[START Entries supplied]
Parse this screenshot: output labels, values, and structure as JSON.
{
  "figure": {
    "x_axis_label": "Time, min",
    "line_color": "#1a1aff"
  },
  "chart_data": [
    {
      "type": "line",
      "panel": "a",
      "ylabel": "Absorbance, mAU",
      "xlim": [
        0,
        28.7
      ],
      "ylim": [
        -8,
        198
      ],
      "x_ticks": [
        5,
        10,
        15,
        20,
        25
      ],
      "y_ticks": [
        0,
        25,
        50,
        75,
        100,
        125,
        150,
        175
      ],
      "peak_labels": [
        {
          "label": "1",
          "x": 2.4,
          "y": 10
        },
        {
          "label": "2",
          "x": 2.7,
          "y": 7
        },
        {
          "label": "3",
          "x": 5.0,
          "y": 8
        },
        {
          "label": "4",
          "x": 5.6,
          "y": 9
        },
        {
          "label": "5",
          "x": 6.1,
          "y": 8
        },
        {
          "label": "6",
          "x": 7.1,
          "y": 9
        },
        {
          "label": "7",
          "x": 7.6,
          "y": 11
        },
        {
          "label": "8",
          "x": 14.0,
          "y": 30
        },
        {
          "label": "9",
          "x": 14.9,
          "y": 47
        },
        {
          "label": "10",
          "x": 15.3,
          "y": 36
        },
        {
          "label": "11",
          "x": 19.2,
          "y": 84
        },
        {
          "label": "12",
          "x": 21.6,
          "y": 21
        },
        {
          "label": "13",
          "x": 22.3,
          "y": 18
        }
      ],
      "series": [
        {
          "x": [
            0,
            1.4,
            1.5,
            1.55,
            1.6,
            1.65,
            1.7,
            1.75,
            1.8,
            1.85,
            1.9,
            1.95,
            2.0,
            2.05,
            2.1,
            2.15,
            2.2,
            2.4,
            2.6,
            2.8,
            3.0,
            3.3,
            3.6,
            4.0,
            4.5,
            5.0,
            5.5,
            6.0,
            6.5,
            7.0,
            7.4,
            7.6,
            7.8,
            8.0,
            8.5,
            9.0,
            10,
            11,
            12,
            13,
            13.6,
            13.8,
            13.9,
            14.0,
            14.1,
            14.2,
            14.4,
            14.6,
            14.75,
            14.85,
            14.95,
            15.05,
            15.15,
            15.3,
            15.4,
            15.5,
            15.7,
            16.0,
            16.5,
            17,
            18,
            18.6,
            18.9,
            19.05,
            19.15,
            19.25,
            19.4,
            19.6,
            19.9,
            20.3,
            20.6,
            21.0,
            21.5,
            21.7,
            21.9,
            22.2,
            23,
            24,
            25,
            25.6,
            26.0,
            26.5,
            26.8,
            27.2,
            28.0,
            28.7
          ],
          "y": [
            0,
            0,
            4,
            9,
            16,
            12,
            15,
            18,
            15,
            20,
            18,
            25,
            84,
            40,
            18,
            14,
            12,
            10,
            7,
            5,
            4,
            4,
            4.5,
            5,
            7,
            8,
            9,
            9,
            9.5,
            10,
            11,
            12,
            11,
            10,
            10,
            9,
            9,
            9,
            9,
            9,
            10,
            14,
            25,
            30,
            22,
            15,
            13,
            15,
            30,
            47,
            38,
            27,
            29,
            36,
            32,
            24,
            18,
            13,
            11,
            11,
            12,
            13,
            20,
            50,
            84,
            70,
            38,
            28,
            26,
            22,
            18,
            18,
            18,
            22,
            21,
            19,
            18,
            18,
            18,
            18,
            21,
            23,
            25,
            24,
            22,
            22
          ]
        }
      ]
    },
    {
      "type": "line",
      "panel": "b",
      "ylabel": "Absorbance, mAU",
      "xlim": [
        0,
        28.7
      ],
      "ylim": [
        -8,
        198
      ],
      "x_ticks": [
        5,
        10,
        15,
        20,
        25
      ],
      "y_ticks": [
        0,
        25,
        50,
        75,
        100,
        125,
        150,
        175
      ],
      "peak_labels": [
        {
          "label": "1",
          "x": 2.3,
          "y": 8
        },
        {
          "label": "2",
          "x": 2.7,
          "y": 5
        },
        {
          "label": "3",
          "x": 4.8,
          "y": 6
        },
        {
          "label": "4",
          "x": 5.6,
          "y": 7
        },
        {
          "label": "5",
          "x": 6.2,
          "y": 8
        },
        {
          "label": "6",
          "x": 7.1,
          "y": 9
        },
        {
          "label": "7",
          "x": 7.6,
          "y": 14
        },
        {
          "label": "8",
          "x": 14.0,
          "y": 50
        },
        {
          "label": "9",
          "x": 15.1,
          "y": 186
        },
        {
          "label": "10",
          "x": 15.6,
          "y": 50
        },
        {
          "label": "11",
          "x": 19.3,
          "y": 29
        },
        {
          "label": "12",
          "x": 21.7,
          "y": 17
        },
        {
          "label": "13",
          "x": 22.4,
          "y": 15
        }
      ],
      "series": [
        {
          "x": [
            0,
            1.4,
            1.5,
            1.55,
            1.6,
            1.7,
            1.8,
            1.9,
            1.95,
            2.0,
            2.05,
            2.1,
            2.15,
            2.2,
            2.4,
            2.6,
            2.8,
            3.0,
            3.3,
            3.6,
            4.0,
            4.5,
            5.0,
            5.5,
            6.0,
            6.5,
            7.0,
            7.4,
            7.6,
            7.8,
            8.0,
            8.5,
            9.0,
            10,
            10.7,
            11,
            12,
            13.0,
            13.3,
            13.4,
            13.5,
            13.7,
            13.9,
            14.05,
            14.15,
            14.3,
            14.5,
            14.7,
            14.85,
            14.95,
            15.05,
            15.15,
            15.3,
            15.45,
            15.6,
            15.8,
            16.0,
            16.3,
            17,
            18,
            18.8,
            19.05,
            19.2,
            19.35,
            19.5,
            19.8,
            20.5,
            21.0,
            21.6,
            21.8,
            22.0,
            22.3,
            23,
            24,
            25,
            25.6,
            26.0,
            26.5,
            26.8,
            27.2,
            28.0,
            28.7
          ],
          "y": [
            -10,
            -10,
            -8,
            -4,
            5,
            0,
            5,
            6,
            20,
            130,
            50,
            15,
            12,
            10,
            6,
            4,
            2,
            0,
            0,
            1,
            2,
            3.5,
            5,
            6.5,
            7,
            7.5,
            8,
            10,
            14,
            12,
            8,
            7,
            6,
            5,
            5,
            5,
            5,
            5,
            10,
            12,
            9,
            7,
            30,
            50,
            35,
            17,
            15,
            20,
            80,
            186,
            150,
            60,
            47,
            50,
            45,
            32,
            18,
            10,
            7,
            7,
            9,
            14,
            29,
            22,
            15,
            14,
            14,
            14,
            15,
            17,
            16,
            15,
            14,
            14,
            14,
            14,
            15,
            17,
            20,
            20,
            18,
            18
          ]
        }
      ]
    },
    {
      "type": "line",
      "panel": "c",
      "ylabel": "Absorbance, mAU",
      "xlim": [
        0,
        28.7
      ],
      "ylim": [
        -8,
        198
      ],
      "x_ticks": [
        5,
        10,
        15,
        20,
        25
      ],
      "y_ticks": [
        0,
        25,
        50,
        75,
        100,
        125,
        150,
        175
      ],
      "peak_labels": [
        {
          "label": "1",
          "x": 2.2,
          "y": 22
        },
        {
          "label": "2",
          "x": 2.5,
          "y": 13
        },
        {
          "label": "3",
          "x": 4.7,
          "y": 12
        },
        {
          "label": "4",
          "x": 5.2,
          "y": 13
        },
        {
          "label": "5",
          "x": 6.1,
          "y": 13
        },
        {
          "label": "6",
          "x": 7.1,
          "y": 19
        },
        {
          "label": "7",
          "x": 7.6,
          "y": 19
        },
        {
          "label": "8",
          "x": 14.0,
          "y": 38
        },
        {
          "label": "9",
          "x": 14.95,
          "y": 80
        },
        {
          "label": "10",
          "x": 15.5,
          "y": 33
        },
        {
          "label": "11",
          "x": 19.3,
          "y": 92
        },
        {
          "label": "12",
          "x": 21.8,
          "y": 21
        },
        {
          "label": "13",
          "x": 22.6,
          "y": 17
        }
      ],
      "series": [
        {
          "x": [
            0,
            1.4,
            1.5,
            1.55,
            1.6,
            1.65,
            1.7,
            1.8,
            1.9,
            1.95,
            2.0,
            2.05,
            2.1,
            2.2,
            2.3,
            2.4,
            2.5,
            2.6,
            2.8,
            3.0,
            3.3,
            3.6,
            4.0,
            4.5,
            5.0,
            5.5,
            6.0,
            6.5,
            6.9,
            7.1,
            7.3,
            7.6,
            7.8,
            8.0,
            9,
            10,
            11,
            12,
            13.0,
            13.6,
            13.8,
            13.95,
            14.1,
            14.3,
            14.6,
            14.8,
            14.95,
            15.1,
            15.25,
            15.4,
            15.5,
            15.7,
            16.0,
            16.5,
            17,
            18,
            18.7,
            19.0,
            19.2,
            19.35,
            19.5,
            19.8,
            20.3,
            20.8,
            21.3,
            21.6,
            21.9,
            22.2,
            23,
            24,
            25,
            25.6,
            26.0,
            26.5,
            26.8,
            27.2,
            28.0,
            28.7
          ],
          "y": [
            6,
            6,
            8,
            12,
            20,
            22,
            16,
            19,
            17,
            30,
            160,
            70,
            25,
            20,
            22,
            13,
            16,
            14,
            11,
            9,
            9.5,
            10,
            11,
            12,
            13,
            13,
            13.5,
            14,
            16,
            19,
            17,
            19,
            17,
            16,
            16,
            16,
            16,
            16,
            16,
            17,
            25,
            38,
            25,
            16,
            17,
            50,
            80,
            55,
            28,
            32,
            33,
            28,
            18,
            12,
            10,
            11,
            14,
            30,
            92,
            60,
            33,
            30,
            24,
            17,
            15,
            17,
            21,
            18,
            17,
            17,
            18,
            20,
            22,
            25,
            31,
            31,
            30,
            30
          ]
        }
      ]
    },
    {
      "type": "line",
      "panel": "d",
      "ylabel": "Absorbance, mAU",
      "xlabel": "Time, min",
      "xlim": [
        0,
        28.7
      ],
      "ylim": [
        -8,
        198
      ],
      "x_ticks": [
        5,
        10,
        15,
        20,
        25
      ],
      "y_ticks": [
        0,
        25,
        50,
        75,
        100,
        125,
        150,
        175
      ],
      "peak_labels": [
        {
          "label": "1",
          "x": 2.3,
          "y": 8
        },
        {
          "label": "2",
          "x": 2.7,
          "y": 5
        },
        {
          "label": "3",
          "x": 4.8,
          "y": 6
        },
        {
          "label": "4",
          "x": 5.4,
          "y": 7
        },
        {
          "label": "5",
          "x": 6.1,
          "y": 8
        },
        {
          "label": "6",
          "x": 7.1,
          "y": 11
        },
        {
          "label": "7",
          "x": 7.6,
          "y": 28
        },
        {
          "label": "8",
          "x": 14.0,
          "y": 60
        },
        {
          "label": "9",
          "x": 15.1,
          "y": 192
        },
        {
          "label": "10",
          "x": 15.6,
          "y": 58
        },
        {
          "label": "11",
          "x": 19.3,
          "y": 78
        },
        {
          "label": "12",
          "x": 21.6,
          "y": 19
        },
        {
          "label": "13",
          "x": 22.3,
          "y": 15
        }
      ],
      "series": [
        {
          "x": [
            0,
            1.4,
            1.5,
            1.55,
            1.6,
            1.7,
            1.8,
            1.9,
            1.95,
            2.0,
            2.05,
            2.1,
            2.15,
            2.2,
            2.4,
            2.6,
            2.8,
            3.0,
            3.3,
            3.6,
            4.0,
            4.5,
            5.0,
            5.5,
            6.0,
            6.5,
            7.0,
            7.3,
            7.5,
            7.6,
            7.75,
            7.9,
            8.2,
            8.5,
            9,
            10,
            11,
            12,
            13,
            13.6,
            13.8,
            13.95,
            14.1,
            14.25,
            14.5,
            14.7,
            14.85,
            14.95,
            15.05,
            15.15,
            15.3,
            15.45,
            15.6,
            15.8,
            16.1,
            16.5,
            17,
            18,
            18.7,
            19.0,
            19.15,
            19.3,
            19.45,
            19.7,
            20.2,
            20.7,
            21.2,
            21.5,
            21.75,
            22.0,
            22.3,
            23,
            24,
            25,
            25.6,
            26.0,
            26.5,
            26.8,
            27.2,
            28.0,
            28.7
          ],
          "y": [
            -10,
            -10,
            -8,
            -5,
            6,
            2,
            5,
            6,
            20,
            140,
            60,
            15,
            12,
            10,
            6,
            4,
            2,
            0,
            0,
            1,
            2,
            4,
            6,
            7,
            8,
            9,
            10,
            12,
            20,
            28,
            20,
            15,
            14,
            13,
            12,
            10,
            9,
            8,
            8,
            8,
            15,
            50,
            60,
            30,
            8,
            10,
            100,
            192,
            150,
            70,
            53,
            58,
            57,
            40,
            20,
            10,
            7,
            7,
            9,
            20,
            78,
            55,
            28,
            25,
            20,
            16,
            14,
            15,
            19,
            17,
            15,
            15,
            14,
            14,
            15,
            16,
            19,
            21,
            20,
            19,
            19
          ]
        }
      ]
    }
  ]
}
[END Entries supplied]
*Exercise brief*:
Which lines hold the word "Time"? Copy every one of them.

*Answer to the task*:
    "x_axis_label": "Time, min",
      "xlabel": "Time, min",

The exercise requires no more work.